- Source data:
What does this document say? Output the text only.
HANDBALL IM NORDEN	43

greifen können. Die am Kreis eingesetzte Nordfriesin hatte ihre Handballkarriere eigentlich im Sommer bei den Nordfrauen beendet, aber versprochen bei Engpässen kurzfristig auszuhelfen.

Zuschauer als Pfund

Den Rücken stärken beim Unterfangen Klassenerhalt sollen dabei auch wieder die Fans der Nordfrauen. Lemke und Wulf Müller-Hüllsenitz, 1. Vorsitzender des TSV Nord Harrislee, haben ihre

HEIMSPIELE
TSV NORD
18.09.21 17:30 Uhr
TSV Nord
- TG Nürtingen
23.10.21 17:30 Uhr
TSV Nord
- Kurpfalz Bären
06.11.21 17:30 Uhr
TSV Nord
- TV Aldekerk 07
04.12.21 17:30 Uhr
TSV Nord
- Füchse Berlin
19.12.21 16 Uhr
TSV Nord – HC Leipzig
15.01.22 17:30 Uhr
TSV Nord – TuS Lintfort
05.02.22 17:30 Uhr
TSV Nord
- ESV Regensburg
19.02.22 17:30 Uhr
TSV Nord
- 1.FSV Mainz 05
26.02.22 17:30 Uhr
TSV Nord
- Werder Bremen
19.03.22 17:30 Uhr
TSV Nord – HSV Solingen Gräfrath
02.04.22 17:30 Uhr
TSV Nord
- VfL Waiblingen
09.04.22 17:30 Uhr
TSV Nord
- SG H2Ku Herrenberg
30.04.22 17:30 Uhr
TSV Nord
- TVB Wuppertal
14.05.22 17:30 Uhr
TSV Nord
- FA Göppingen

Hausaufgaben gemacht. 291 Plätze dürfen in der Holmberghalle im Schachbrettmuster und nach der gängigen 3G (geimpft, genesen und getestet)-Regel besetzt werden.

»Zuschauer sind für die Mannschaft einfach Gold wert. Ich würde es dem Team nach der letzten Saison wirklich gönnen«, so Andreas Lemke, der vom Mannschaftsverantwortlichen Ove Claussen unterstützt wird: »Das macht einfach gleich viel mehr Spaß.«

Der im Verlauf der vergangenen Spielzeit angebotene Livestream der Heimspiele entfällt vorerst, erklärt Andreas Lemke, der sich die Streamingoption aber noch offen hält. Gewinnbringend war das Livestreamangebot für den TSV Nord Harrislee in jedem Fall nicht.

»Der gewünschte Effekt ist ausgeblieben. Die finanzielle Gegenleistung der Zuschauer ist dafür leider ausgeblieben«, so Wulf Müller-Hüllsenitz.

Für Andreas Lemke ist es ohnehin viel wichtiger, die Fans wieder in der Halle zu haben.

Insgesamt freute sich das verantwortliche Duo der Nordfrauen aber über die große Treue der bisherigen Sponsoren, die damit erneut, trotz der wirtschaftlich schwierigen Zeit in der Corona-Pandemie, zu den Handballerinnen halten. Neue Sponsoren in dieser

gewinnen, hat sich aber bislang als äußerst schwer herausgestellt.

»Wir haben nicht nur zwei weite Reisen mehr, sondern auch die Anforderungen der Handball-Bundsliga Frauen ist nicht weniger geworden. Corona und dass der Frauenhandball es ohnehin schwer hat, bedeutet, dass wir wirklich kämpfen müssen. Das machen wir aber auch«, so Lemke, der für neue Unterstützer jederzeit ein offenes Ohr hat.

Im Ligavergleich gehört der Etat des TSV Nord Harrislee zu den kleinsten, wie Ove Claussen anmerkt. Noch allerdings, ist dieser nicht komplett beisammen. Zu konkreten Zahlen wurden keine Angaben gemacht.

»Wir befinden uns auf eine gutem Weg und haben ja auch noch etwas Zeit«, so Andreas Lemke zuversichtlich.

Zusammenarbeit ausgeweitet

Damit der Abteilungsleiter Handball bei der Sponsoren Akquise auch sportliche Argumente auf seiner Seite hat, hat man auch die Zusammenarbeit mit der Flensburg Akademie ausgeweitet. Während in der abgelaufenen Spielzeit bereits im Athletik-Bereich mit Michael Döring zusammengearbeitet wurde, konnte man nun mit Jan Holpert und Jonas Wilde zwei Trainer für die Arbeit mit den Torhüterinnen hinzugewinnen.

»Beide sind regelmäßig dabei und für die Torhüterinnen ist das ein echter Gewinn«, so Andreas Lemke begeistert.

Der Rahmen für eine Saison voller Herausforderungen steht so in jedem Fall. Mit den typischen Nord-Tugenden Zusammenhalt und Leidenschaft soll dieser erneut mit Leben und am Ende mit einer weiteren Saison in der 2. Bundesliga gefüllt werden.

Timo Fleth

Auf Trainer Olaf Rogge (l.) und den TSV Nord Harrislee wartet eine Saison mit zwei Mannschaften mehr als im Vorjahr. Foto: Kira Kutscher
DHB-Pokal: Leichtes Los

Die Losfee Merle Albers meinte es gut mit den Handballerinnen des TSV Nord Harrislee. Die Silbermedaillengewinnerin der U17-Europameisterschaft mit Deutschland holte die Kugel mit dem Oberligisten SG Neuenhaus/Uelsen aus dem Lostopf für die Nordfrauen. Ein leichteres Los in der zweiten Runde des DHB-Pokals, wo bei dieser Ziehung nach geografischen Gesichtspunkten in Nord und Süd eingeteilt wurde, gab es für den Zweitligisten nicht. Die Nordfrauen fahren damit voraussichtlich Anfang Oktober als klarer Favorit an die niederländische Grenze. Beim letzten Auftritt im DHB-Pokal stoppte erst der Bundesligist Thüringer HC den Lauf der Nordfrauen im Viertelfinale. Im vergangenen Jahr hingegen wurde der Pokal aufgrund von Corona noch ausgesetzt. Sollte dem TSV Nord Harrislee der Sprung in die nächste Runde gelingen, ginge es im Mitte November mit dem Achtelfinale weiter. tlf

- What this task involves: The required output is all of the material, word for word.

- Response to this task:
What does this document say? Output the text only.
HANDBALL IM NORDEN	43

greifen können. Die am Kreis eingesetzte Nordfriesin hatte ihre Handballkarriere eigentlich im Sommer bei den Nordfrauen beendet, aber versprochen bei Engpässen kurzfristig auszuhelfen.

Zuschauer als Pfund

Den Rücken stärken beim Unterfangen Klassenerhalt sollen dabei auch wieder die Fans der Nordfrauen. Lemke und Wulf Müller-Hüllsenitz, 1. Vorsitzender des TSV Nord Harrislee, haben ihre

HEIMSPIELE
TSV NORD
18.09.21 17:30 Uhr
TSV Nord
- TG Nürtingen
23.10.21 17:30 Uhr
TSV Nord
- Kurpfalz Bären
06.11.21 17:30 Uhr
TSV Nord
- TV Aldekerk 07
04.12.21 17:30 Uhr
TSV Nord
- Füchse Berlin
19.12.21 16 Uhr
TSV Nord – HC Leipzig
15.01.22 17:30 Uhr
TSV Nord – TuS Lintfort
05.02.22 17:30 Uhr
TSV Nord
- ESV Regensburg
19.02.22 17:30 Uhr
TSV Nord
- 1.FSV Mainz 05
26.02.22 17:30 Uhr
TSV Nord
- Werder Bremen
19.03.22 17:30 Uhr
TSV Nord – HSV Solingen Gräfrath
02.04.22 17:30 Uhr
TSV Nord
- VfL Waiblingen
09.04.22 17:30 Uhr
TSV Nord
- SG H2Ku Herrenberg
30.04.22 17:30 Uhr
TSV Nord
- TVB Wuppertal
14.05.22 17:30 Uhr
TSV Nord
- FA Göppingen

Hausaufgaben gemacht. 291 Plätze dürfen in der Holmberghalle im Schachbrettmuster und nach der gängigen 3G (geimpft, genesen und getestet)-Regel besetzt werden.

»Zuschauer sind für die Mannschaft einfach Gold wert. Ich würde es dem Team nach der letzten Saison wirklich gönnen«, so Andreas Lemke, der vom Mannschaftsverantwortlichen Ove Claussen unterstützt wird: »Das macht einfach gleich viel mehr Spaß.«

Der im Verlauf der vergangenen Spielzeit angebotene Livestream der Heimspiele entfällt vorerst, erklärt Andreas Lemke, der sich die Streamingoption aber noch offen hält. Gewinnbringend war das Livestreamangebot für den TSV Nord Harrislee in jedem Fall nicht.

»Der gewünschte Effekt ist ausgeblieben. Die finanzielle Gegenleistung der Zuschauer ist dafür leider ausgeblieben«, so Wulf Müller-Hüllsenitz.

Für Andreas Lemke ist es ohnehin viel wichtiger, die Fans wieder in der Halle zu haben.

Insgesamt freute sich das verantwortliche Duo der Nordfrauen aber über die große Treue der bisherigen Sponsoren, die damit erneut, trotz der wirtschaftlich schwierigen Zeit in der Corona-Pandemie, zu den Handballerinnen halten. Neue Sponsoren in dieser

gewinnen, hat sich aber bislang als äußerst schwer herausgestellt.

»Wir haben nicht nur zwei weite Reisen mehr, sondern auch die Anforderungen der Handball-Bundsliga Frauen ist nicht weniger geworden. Corona und dass der Frauenhandball es ohnehin schwer hat, bedeutet, dass wir wirklich kämpfen müssen. Das machen wir aber auch«, so Lemke, der für neue Unterstützer jederzeit ein offenes Ohr hat.

Im Ligavergleich gehört der Etat des TSV Nord Harrislee zu den kleinsten, wie Ove Claussen anmerkt. Noch allerdings, ist dieser nicht komplett beisammen. Zu konkreten Zahlen wurden keine Angaben gemacht.

»Wir befinden uns auf eine gutem Weg und haben ja auch noch etwas Zeit«, so Andreas Lemke zuversichtlich.

Zusammenarbeit ausgeweitet

Damit der Abteilungsleiter Handball bei der Sponsoren Akquise auch sportliche Argumente auf seiner Seite hat, hat man auch die Zusammenarbeit mit der Flensburg Akademie ausgeweitet. Während in der abgelaufenen Spielzeit bereits im Athletik-Bereich mit Michael Döring zusammengearbeitet wurde, konnte man nun mit Jan Holpert und Jonas Wilde zwei Trainer für die Arbeit mit den Torhüterinnen hinzugewinnen.

»Beide sind regelmäßig dabei und für die Torhüterinnen ist das ein echter Gewinn«, so Andreas Lemke begeistert.

Der Rahmen für eine Saison voller Herausforderungen steht so in jedem Fall. Mit den typischen Nord-Tugenden Zusammenhalt und Leidenschaft soll dieser erneut mit Leben und am Ende mit einer weiteren Saison in der 2. Bundesliga gefüllt werden.

Timo Fleth

Auf Trainer Olaf Rogge (l.) und den TSV Nord Harrislee wartet eine Saison mit zwei Mannschaften mehr als im Vorjahr. Foto: Kira Kutscher
DHB-Pokal: Leichtes Los

Die Losfee Merle Albers meinte es gut mit den Handballerinnen des TSV Nord Harrislee. Die Silbermedaillengewinnerin der U17-Europameisterschaft mit Deutschland holte die Kugel mit dem Oberligisten SG Neuenhaus/Uelsen aus dem Lostopf für die Nordfrauen. Ein leichteres Los in der zweiten Runde des DHB-Pokals, wo bei dieser Ziehung nach geografischen Gesichtspunkten in Nord und Süd eingeteilt wurde, gab es für den Zweitligisten nicht. Die Nordfrauen fahren damit voraussichtlich Anfang Oktober als klarer Favorit an die niederländische Grenze. Beim letzten Auftritt im DHB-Pokal stoppte erst der Bundesligist Thüringer HC den Lauf der Nordfrauen im Viertelfinale. Im vergangenen Jahr hingegen wurde der Pokal aufgrund von Corona noch ausgesetzt. Sollte dem TSV Nord Harrislee der Sprung in die nächste Runde gelingen, ginge es im Mitte November mit dem Achtelfinale weiter. tlf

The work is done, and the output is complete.